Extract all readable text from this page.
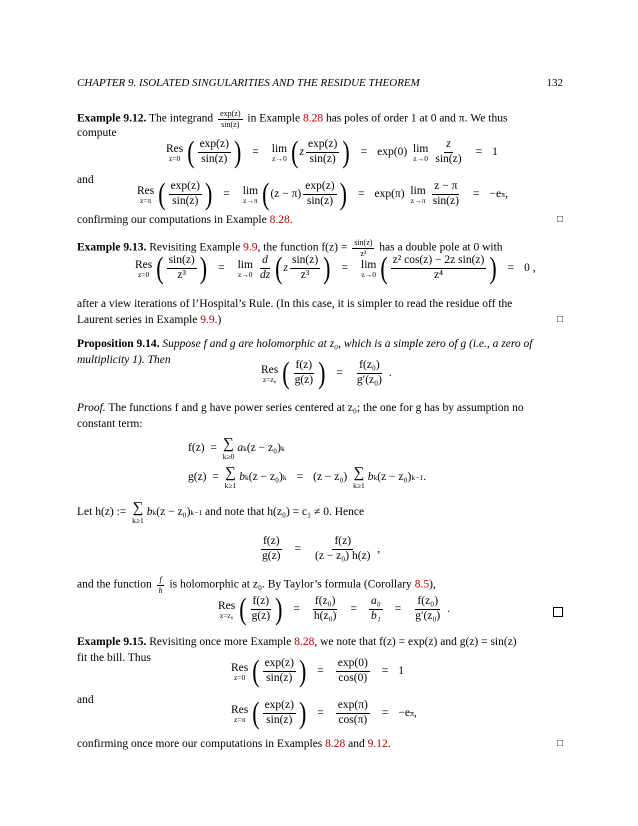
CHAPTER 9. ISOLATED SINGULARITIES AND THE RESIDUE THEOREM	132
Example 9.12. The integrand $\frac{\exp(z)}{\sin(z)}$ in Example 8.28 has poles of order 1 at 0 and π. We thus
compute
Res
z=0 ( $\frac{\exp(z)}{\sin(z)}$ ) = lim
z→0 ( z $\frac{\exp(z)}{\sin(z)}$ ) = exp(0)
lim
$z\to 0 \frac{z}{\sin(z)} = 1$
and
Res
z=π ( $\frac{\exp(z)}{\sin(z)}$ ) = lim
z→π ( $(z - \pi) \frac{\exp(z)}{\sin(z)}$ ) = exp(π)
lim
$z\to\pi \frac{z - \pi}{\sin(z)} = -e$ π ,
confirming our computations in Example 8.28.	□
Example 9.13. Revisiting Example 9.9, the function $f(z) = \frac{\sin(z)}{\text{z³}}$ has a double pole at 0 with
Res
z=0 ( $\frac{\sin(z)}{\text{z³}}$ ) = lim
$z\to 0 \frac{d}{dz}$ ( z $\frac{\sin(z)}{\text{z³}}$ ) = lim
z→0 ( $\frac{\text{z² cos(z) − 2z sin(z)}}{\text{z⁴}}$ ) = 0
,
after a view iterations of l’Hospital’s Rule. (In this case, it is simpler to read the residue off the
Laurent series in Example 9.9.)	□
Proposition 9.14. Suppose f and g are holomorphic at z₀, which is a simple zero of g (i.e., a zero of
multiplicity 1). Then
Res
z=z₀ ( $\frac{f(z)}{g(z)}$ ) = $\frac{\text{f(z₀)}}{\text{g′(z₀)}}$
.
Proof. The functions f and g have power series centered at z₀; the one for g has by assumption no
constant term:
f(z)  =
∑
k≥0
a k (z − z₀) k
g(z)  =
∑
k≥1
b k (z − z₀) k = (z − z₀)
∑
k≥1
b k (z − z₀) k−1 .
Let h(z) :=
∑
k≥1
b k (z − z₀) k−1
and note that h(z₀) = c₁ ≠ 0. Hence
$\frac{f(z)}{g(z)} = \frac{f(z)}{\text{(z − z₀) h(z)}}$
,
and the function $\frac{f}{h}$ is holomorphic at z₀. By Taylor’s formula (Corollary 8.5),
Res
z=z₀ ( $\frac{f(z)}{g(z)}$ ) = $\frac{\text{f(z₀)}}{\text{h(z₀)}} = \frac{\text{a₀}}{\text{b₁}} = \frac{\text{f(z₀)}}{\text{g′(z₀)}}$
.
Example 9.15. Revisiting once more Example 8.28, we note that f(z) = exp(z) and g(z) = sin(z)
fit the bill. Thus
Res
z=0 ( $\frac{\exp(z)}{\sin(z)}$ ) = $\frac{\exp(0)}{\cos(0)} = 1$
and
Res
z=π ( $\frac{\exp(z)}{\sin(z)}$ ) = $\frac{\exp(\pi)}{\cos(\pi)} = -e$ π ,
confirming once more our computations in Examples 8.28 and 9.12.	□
--
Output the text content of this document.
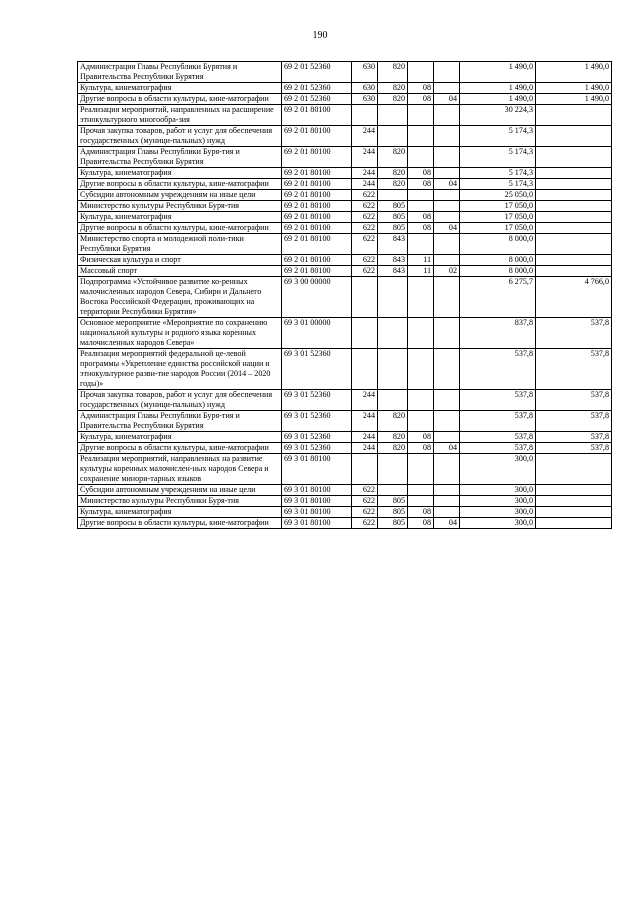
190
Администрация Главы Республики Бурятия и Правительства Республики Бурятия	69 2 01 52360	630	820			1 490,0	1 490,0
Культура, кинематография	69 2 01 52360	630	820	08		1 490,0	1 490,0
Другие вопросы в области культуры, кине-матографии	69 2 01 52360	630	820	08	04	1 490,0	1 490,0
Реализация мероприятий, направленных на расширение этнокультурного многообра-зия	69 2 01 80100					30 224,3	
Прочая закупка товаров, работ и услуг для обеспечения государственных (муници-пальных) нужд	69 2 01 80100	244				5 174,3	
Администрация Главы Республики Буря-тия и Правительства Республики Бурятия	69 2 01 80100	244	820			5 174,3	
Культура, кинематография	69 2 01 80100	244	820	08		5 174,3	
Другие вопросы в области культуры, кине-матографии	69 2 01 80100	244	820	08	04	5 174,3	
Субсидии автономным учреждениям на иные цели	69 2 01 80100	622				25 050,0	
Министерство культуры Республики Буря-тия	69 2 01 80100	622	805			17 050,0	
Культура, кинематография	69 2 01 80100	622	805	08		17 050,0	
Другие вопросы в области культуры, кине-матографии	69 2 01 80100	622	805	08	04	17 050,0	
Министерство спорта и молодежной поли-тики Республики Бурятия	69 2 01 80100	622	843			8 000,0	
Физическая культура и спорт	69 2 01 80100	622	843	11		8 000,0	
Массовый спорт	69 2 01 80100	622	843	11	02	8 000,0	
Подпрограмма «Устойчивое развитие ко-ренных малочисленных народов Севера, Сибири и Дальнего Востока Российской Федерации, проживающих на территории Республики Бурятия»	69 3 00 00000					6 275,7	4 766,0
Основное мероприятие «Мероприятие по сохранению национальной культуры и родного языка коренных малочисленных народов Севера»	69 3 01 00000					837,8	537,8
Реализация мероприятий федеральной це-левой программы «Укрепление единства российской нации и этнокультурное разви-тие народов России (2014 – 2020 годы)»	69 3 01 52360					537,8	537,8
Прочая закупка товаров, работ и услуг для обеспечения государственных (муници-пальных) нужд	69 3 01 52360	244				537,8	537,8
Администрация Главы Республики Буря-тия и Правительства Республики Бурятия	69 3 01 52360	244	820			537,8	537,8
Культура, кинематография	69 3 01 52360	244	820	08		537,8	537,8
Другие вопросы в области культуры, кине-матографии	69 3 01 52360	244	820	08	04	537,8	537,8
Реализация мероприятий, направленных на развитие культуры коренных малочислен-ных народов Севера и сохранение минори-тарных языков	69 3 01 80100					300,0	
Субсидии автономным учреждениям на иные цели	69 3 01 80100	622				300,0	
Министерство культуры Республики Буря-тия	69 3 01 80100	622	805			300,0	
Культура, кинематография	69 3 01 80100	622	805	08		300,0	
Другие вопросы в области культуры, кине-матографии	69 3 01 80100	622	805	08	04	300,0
...
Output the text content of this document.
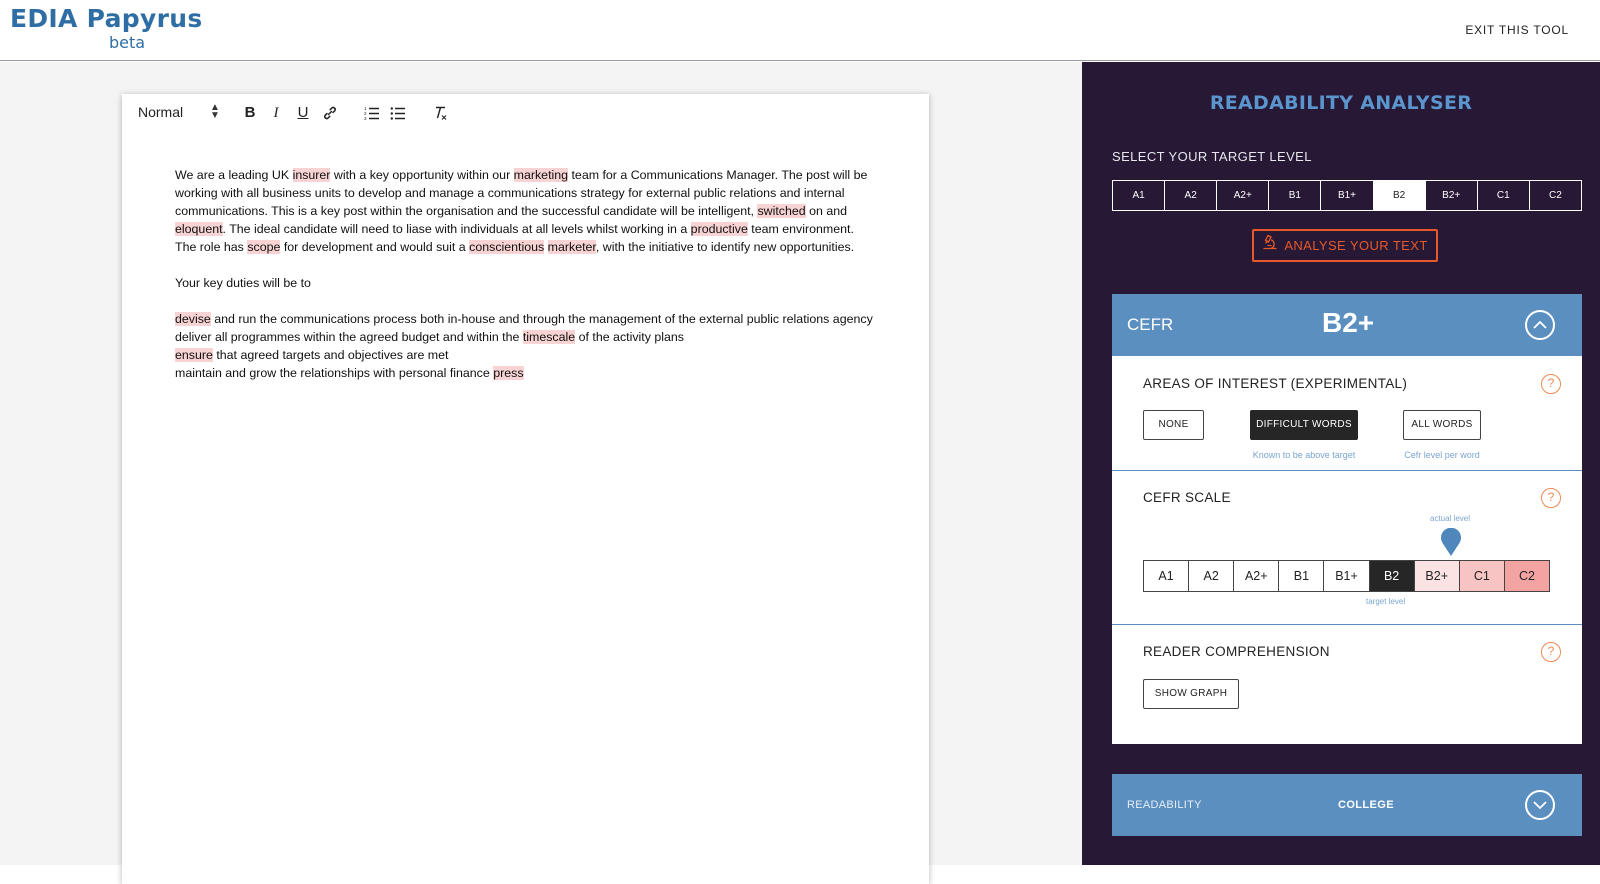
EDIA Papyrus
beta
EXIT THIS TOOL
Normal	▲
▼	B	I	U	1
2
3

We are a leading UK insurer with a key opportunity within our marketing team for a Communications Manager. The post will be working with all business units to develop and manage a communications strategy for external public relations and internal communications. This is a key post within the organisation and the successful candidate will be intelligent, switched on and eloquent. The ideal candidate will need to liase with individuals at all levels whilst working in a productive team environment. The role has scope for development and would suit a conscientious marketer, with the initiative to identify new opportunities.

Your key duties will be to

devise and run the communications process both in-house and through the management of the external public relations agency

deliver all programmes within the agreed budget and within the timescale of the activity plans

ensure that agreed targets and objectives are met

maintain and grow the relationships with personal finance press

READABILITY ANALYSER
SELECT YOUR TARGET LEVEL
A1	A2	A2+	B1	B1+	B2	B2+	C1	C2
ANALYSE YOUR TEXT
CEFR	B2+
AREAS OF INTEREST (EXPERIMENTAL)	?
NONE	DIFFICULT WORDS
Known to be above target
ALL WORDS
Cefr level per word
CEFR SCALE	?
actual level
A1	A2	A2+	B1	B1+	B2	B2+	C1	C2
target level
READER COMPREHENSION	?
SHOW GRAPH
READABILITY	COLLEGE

# [Your objective]
In the material above, show every line where the word "иные" turns up.

# [Solution to the exercise]
Субсидии автономным учреждениям на иные цели	69 2 01 80100	622				25 050,0	
Субсидии автономным учреждениям на иные цели	69 3 01 80100	622				300,0	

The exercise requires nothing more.